[Exercise requirements]: Below are the records; collect from them each line containing the string "JSON".

[Task data]:
┏━━
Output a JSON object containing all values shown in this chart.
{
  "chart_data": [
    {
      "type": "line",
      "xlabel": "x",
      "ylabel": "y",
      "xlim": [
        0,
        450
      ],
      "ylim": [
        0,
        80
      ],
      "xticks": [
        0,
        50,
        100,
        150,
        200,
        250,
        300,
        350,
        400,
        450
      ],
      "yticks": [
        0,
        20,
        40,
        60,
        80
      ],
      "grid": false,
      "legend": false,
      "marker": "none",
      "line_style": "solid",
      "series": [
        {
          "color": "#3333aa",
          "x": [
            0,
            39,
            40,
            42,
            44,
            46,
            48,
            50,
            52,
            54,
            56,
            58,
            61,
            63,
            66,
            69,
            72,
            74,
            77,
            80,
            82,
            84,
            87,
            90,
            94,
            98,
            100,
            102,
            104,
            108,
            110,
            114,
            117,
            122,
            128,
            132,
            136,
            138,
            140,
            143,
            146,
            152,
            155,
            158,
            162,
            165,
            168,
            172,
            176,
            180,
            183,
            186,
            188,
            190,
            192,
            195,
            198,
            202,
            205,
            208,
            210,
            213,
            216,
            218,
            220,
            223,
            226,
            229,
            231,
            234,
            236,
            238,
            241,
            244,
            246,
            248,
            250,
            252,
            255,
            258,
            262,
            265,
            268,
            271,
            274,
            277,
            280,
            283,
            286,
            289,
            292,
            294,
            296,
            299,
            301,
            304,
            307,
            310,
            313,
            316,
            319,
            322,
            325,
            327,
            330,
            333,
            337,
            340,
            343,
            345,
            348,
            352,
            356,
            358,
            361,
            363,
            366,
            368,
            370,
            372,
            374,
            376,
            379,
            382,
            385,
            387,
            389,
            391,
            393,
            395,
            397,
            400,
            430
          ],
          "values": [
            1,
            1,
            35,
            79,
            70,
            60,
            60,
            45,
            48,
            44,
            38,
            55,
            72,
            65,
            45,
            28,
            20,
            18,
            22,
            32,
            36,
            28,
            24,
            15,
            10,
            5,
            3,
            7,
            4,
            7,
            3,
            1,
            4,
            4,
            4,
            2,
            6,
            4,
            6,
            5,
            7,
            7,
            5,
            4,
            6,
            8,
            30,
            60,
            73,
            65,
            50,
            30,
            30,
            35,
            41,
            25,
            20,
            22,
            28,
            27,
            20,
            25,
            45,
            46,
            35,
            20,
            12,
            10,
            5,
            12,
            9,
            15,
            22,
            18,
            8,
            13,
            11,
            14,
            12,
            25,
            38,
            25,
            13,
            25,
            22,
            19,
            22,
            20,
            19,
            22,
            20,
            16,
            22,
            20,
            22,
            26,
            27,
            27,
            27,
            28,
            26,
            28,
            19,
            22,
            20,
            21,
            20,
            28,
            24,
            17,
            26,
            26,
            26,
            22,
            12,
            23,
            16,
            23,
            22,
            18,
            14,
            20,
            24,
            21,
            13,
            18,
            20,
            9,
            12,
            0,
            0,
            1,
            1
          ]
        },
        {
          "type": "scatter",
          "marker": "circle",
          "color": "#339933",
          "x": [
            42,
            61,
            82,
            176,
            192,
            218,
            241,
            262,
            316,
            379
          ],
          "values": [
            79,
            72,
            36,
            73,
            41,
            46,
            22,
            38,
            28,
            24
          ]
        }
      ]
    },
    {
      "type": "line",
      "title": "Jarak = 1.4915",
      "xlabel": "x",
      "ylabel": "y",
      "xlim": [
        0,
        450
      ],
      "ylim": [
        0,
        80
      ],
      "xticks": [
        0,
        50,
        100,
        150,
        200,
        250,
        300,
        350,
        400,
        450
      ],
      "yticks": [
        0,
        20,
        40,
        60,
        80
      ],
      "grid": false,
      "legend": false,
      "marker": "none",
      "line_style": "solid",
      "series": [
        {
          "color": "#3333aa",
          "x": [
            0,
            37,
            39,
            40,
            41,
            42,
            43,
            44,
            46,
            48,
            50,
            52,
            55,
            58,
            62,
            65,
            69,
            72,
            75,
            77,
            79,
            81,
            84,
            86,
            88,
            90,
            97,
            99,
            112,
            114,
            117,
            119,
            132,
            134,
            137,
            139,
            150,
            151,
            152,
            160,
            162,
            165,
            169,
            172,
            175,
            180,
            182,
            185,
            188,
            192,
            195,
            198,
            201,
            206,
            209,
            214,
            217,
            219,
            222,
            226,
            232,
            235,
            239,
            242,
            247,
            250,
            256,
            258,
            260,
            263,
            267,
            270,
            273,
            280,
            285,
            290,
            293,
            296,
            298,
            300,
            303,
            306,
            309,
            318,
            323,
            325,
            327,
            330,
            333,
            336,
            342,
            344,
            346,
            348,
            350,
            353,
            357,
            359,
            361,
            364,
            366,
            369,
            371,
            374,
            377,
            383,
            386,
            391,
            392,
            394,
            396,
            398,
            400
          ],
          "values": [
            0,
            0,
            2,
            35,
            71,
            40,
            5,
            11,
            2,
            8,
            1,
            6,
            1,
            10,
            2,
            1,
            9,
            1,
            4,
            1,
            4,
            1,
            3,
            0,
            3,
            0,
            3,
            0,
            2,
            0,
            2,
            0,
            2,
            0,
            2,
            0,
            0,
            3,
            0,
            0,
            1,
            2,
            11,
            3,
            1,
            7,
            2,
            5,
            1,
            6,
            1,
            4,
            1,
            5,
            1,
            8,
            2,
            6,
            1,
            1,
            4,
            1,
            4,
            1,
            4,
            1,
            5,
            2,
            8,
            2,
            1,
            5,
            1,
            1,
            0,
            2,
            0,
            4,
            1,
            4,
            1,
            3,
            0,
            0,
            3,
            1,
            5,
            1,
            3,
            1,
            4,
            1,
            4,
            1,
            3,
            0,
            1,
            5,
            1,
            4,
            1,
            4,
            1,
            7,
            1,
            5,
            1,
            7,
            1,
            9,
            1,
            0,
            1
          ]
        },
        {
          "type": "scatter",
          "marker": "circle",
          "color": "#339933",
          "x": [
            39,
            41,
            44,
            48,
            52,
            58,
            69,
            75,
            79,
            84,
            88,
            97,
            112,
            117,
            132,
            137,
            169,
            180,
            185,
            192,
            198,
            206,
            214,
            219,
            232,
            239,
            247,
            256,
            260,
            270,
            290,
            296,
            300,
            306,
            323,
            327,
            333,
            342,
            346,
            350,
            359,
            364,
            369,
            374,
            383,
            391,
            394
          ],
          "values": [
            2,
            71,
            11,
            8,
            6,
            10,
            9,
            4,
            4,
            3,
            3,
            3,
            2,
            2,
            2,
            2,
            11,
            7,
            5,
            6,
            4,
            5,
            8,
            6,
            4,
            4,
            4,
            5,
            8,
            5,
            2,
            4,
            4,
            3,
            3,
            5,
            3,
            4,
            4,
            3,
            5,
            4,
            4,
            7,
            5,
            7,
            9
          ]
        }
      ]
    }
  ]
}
┗━━
┏━━
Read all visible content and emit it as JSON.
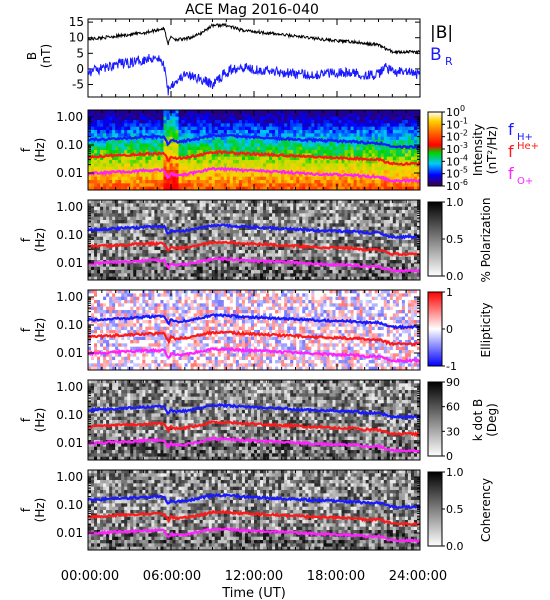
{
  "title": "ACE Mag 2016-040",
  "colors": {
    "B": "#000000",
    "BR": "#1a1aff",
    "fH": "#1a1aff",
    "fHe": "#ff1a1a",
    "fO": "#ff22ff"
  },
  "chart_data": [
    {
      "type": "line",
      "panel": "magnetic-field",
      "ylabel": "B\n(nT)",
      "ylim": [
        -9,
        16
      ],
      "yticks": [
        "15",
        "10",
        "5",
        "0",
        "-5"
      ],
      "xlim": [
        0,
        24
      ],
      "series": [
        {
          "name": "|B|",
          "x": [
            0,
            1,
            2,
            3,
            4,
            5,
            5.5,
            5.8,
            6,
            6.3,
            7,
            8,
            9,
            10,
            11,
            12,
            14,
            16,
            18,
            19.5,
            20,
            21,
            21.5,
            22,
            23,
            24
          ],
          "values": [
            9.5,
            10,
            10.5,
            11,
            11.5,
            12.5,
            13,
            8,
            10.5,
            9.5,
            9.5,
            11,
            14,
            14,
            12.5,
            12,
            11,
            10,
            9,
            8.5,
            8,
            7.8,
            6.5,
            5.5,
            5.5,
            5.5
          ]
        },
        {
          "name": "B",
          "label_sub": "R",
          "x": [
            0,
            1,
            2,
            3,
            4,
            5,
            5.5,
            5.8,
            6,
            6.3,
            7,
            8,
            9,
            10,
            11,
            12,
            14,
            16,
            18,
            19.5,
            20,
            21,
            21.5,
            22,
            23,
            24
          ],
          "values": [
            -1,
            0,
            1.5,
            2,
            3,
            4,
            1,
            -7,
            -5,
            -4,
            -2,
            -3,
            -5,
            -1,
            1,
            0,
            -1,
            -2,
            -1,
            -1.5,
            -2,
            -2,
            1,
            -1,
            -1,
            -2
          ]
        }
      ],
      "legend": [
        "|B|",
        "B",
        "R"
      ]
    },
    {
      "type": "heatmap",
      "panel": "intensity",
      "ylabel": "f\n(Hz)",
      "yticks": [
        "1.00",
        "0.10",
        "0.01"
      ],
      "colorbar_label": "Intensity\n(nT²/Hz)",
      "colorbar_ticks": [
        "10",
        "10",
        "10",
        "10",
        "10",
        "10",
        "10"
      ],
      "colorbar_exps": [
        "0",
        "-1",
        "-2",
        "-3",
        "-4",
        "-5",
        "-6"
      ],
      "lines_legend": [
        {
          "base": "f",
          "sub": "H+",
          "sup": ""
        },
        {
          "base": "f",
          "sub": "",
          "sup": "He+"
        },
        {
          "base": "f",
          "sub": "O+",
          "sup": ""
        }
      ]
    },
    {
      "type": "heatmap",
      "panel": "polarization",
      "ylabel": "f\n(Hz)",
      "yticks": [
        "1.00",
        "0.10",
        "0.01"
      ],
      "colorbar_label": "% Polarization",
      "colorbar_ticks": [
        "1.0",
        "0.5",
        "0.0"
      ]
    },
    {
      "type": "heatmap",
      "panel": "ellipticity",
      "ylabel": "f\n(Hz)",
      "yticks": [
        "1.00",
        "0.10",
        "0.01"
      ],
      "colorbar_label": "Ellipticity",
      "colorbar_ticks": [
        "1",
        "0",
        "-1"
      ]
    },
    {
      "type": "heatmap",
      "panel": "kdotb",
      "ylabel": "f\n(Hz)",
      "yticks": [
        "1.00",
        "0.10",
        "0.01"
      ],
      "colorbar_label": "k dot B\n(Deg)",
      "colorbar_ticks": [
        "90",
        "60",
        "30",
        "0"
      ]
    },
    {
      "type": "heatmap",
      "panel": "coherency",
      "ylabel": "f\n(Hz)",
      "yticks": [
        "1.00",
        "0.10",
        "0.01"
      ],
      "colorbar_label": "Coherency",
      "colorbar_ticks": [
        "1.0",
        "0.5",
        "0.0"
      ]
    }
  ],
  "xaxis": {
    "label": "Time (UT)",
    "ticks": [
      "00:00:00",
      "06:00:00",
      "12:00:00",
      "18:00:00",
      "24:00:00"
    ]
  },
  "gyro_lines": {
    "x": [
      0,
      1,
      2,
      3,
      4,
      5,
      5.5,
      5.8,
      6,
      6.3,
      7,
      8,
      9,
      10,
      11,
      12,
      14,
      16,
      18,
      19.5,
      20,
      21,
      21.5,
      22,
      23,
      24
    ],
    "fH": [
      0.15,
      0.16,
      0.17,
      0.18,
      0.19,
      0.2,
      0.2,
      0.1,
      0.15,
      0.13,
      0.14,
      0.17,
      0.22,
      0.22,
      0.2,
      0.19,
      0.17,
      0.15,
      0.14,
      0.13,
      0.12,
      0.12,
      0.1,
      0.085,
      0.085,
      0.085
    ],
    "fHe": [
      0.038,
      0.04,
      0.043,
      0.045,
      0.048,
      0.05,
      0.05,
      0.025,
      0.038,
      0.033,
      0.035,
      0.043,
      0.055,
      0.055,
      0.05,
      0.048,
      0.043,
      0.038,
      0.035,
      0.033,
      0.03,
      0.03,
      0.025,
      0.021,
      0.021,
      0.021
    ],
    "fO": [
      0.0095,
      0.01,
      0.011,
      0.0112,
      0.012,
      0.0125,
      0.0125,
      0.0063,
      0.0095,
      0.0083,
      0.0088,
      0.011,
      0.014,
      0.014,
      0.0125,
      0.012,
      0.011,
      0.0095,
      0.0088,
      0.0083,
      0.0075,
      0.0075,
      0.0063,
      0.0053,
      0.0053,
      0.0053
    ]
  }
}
┗━━
┏━━
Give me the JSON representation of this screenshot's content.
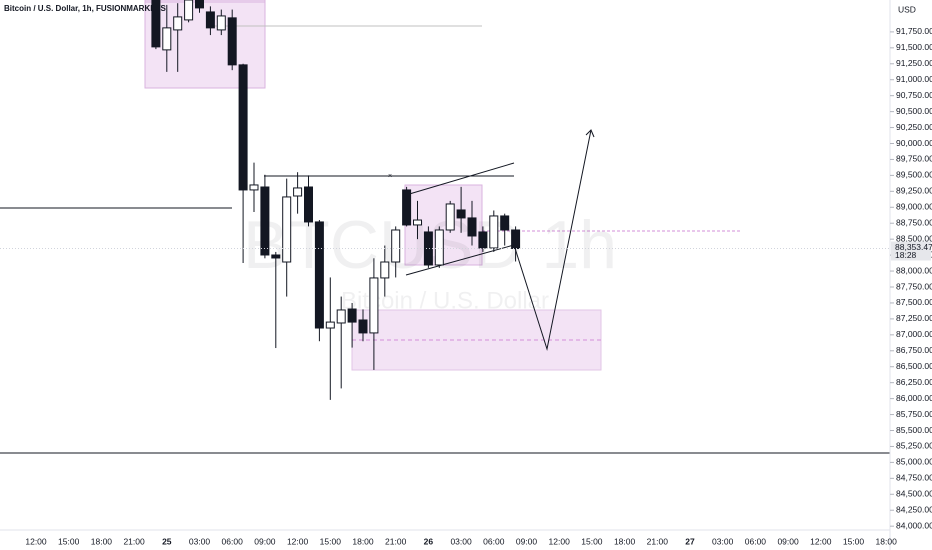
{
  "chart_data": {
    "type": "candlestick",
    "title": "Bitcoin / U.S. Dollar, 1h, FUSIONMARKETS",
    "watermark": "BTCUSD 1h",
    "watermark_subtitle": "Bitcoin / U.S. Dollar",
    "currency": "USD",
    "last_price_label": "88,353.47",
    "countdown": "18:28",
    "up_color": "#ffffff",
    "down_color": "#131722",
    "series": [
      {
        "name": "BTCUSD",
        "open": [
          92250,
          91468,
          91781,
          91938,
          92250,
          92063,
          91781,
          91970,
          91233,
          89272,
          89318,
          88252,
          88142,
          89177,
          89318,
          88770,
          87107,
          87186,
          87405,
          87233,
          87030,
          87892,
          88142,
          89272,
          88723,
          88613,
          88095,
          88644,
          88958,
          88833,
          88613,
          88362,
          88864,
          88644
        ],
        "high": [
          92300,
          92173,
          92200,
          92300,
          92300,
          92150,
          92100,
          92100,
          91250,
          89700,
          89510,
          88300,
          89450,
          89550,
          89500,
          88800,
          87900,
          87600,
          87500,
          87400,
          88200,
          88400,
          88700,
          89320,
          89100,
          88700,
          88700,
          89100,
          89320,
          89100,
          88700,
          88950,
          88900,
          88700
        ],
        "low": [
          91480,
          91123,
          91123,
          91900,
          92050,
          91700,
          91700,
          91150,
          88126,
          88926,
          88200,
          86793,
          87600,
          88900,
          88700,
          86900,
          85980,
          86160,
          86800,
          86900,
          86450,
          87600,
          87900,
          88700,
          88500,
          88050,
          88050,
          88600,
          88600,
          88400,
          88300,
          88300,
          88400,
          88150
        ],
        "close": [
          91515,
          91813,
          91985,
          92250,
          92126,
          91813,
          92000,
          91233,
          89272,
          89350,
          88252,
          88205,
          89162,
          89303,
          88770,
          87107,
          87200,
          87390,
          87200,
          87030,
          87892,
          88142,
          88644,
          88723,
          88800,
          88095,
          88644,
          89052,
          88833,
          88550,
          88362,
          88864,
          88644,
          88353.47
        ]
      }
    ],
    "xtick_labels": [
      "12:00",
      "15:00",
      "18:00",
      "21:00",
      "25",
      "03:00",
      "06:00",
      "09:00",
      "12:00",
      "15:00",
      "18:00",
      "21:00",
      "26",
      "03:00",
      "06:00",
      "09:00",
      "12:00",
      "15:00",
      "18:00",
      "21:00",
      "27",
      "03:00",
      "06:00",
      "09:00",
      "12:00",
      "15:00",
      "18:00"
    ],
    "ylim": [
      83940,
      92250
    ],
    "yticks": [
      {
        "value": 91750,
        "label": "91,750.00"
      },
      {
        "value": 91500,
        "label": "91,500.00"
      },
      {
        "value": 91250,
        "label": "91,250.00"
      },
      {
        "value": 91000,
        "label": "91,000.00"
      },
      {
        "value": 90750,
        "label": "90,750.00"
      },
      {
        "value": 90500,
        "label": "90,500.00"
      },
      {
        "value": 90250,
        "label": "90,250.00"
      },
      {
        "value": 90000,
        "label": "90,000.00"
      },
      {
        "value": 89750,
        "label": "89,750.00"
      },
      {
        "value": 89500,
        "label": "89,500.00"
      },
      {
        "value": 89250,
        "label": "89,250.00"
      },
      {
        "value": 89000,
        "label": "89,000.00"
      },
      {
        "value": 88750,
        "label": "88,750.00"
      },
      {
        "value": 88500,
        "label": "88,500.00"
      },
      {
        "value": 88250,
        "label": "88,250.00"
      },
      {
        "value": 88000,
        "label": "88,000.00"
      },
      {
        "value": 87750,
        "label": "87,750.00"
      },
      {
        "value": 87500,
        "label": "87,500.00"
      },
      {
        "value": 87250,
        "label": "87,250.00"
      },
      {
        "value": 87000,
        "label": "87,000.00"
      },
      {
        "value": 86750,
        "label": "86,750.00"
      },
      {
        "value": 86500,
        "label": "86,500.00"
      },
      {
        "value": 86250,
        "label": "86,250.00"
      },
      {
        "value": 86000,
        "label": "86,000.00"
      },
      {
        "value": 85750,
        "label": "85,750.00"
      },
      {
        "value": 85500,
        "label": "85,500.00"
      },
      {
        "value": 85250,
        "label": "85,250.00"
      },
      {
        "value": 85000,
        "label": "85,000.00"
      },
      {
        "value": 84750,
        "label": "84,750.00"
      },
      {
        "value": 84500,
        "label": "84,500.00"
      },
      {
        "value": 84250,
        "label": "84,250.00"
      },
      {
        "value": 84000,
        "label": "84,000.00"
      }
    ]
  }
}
┗━━
[Task output]:
Output a JSON object containing all values shown in this chart.
Read all visible content and emit it as JSON.
Give me the JSON representation of this screenshot's content.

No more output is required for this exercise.